■ Entries shown ■
╭──

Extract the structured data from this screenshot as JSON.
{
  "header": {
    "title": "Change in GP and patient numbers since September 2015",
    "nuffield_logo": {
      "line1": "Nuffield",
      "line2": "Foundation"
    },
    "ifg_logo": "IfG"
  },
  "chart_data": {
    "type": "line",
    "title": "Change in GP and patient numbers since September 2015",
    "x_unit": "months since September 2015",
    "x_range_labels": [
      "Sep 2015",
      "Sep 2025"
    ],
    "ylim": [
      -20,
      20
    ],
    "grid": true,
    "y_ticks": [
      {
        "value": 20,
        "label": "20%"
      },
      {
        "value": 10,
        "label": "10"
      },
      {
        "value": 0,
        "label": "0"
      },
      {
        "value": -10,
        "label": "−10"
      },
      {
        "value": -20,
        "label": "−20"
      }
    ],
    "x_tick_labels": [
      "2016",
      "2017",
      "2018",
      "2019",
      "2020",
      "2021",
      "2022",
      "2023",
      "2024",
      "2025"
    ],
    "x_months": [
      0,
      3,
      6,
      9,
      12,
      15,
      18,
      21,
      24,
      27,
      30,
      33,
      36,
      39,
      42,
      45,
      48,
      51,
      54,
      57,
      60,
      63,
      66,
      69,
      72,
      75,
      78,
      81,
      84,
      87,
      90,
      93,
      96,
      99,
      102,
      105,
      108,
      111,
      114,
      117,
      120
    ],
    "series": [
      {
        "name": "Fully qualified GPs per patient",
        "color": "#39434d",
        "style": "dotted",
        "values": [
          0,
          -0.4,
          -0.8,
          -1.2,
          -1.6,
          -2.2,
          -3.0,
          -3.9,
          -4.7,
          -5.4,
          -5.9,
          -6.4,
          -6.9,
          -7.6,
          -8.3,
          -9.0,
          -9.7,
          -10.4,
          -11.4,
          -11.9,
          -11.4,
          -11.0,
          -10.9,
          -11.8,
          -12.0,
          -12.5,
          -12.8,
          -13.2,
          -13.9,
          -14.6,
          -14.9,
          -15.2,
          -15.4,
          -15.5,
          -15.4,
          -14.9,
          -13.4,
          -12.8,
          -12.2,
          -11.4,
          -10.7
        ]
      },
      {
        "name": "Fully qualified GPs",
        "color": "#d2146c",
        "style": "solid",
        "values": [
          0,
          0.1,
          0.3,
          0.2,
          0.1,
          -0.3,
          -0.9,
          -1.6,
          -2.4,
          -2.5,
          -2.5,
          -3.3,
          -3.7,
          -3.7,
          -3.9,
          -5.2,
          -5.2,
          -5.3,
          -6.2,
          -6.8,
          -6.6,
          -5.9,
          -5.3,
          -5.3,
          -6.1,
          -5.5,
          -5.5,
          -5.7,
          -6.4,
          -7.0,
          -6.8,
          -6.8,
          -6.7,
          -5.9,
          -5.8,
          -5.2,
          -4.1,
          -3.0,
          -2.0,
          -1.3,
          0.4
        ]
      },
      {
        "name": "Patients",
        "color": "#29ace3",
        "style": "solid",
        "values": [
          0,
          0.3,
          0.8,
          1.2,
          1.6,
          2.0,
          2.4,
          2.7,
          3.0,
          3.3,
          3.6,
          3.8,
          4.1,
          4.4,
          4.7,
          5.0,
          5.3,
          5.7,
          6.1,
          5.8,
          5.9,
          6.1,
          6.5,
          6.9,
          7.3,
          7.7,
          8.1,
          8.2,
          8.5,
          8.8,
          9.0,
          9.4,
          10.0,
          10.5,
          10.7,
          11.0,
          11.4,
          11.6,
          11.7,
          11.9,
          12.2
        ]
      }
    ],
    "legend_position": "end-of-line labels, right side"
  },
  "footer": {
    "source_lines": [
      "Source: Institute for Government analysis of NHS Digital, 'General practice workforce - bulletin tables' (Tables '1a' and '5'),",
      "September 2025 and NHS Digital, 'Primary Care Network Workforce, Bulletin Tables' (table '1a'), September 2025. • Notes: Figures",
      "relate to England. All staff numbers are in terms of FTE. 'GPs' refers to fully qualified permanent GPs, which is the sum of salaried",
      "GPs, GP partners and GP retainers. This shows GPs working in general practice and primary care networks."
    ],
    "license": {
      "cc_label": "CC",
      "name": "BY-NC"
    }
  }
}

╰──

■ Required work ■
Your answer must be a single number: how many lines in this listing hold the string "Tables"? Please add nothing else.

■ Written solution ■
2